### Directions for this task:
Reproduce all of the data below without alteration; exclude every picture.

### Supplied records:
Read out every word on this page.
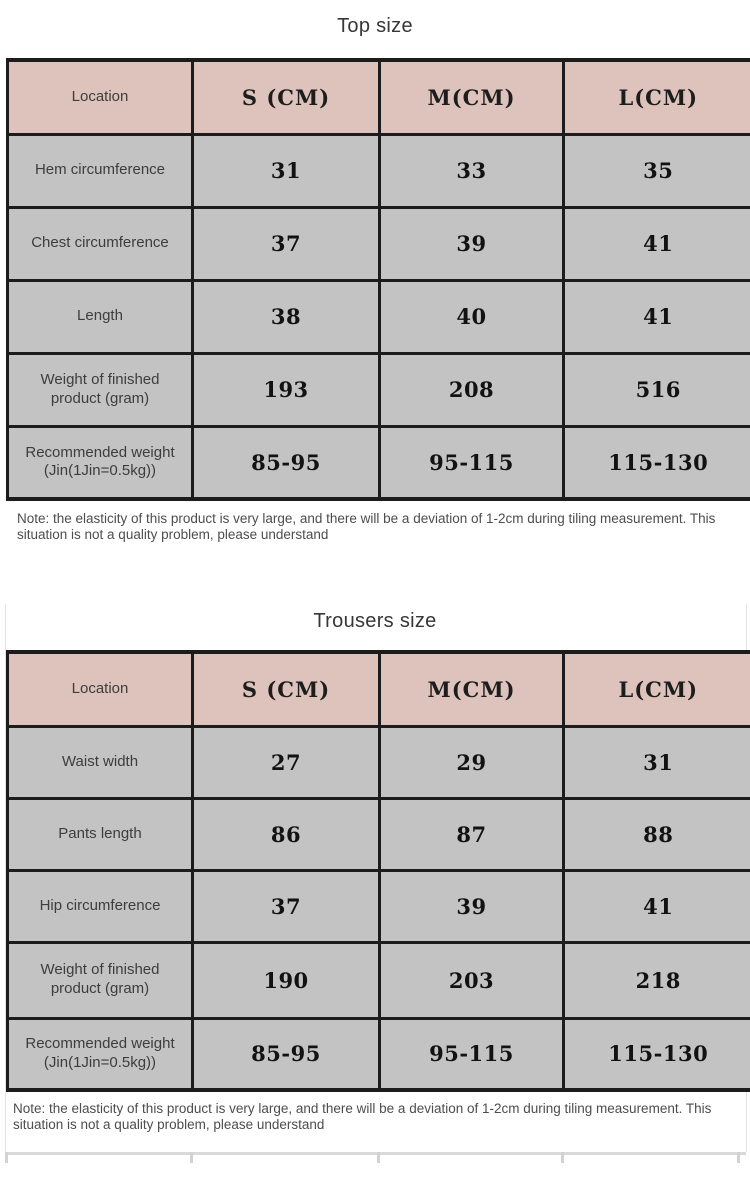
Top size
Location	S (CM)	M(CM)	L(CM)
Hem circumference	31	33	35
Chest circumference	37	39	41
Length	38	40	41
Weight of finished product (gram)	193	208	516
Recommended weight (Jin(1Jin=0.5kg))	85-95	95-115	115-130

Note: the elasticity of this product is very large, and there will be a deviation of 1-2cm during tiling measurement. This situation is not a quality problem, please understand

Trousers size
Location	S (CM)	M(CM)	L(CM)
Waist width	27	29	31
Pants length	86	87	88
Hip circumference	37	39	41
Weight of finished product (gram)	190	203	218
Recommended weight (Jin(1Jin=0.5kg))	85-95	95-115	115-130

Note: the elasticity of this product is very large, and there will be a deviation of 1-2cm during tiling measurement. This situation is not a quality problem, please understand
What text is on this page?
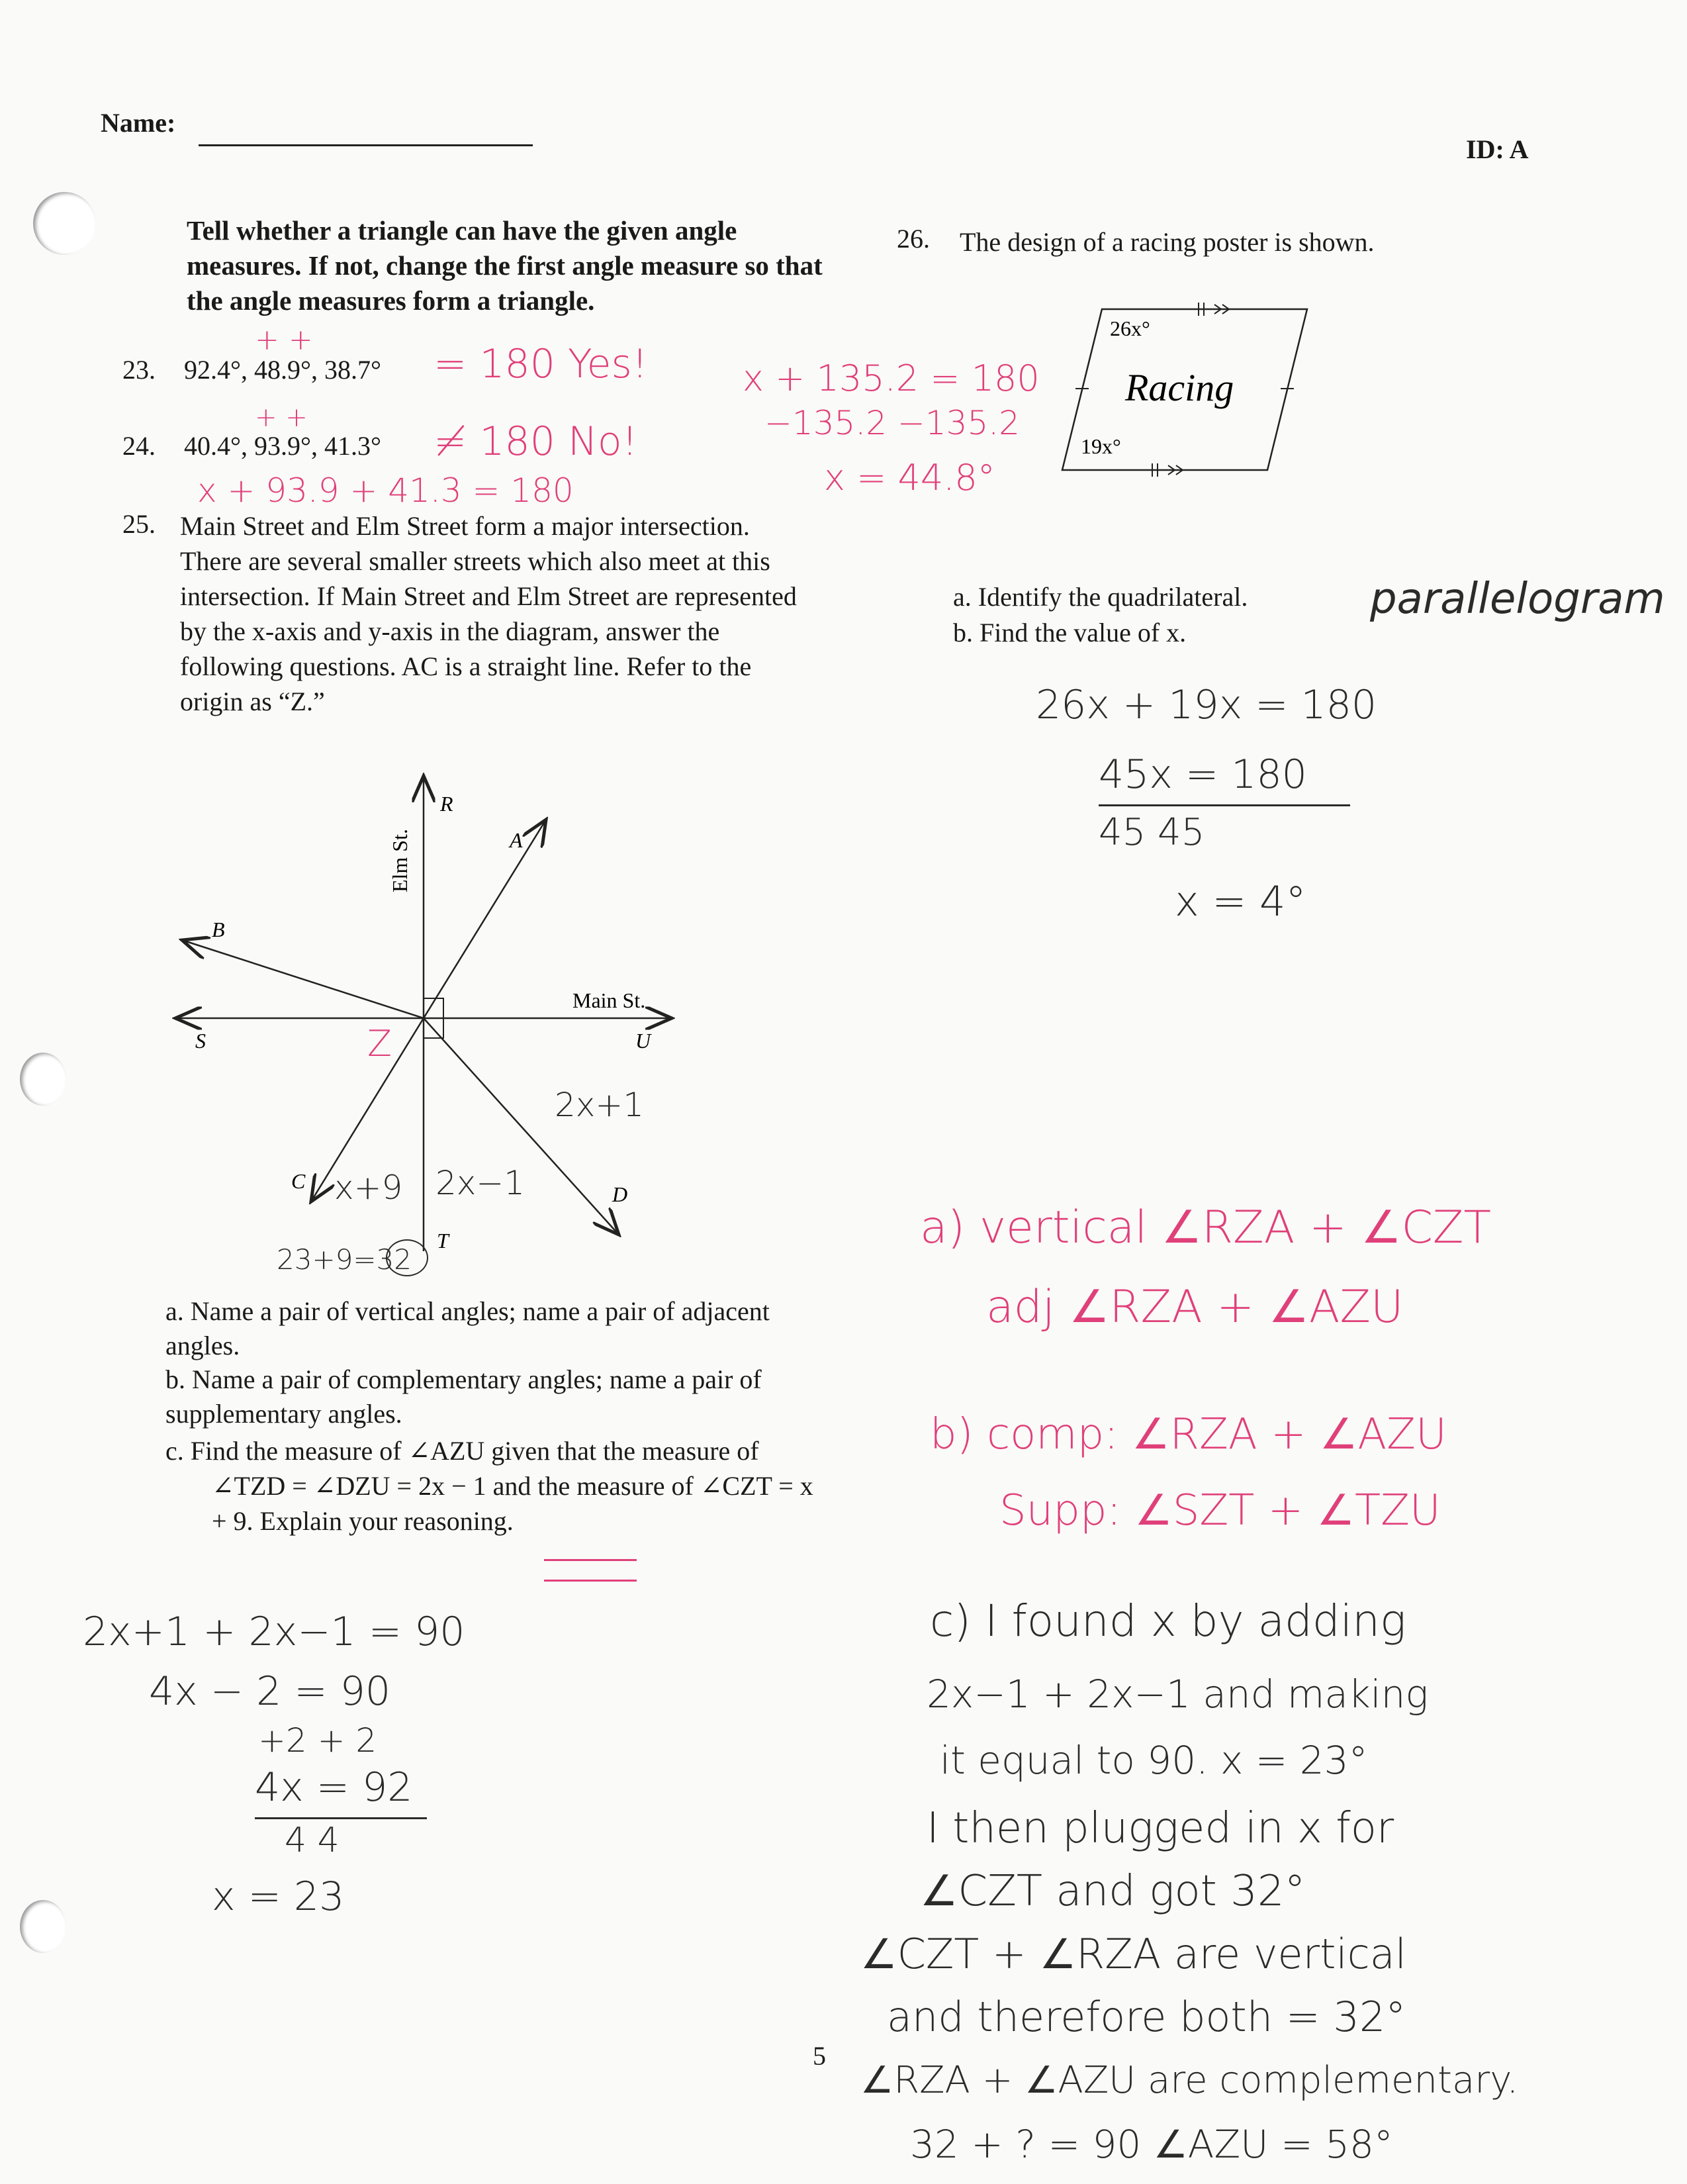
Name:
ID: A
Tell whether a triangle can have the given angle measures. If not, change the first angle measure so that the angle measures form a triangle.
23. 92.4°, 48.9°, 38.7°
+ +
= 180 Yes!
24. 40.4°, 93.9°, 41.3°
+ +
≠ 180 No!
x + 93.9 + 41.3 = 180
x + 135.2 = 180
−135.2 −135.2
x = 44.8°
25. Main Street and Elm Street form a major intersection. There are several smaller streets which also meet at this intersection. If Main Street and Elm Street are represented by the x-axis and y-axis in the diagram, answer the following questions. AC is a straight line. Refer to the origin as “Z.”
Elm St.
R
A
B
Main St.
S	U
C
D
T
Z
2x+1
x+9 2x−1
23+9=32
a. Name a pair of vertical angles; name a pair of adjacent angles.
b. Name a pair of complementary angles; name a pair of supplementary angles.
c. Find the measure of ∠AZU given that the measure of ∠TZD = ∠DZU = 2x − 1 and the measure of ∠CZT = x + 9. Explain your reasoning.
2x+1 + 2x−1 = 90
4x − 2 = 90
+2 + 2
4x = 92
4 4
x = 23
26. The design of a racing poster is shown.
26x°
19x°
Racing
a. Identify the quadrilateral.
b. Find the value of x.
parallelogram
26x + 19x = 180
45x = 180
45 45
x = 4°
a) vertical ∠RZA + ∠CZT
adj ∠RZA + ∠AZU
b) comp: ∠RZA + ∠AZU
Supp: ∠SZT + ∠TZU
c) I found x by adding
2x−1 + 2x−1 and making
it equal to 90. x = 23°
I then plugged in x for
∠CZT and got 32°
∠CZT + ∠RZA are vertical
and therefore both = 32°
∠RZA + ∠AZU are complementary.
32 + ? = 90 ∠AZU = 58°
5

### Task output:
Read out every word on this page.
Top size
Location	S (CM)	M(CM)	L(CM)
Hem circumference	31	33	35
Chest circumference	37	39	41
Length	38	40	41
Weight of finished product (gram)	193	208	516
Recommended weight (Jin(1Jin=0.5kg))	85-95	95-115	115-130

Note: the elasticity of this product is very large, and there will be a deviation of 1-2cm during tiling measurement. This situation is not a quality problem, please understand

Trousers size
Location	S (CM)	M(CM)	L(CM)
Waist width	27	29	31
Pants length	86	87	88
Hip circumference	37	39	41
Weight of finished product (gram)	190	203	218
Recommended weight (Jin(1Jin=0.5kg))	85-95	95-115	115-130

Note: the elasticity of this product is very large, and there will be a deviation of 1-2cm during tiling measurement. This situation is not a quality problem, please understand
What text is on this page?
Name:
ID: A
Tell whether a triangle can have the given angle measures. If not, change the first angle measure so that the angle measures form a triangle.
23. 92.4°, 48.9°, 38.7°
+ +
= 180 Yes!
24. 40.4°, 93.9°, 41.3°
+ +
≠ 180 No!
x + 93.9 + 41.3 = 180
x + 135.2 = 180
−135.2 −135.2
x = 44.8°
25. Main Street and Elm Street form a major intersection. There are several smaller streets which also meet at this intersection. If Main Street and Elm Street are represented by the x-axis and y-axis in the diagram, answer the following questions. AC is a straight line. Refer to the origin as “Z.”
Elm St.
R
A
B
Main St.
S	U
C
D
T
Z
2x+1
x+9 2x−1
23+9=32
a. Name a pair of vertical angles; name a pair of adjacent angles.
b. Name a pair of complementary angles; name a pair of supplementary angles.
c. Find the measure of ∠AZU given that the measure of ∠TZD = ∠DZU = 2x − 1 and the measure of ∠CZT = x + 9. Explain your reasoning.
2x+1 + 2x−1 = 90
4x − 2 = 90
+2 + 2
4x = 92
4 4
x = 23
26. The design of a racing poster is shown.
26x°
19x°
Racing
a. Identify the quadrilateral.
b. Find the value of x.
parallelogram
26x + 19x = 180
45x = 180
45 45
x = 4°
a) vertical ∠RZA + ∠CZT
adj ∠RZA + ∠AZU
b) comp: ∠RZA + ∠AZU
Supp: ∠SZT + ∠TZU
c) I found x by adding
2x−1 + 2x−1 and making
it equal to 90. x = 23°
I then plugged in x for
∠CZT and got 32°
∠CZT + ∠RZA are vertical
and therefore both = 32°
∠RZA + ∠AZU are complementary.
32 + ? = 90 ∠AZU = 58°
5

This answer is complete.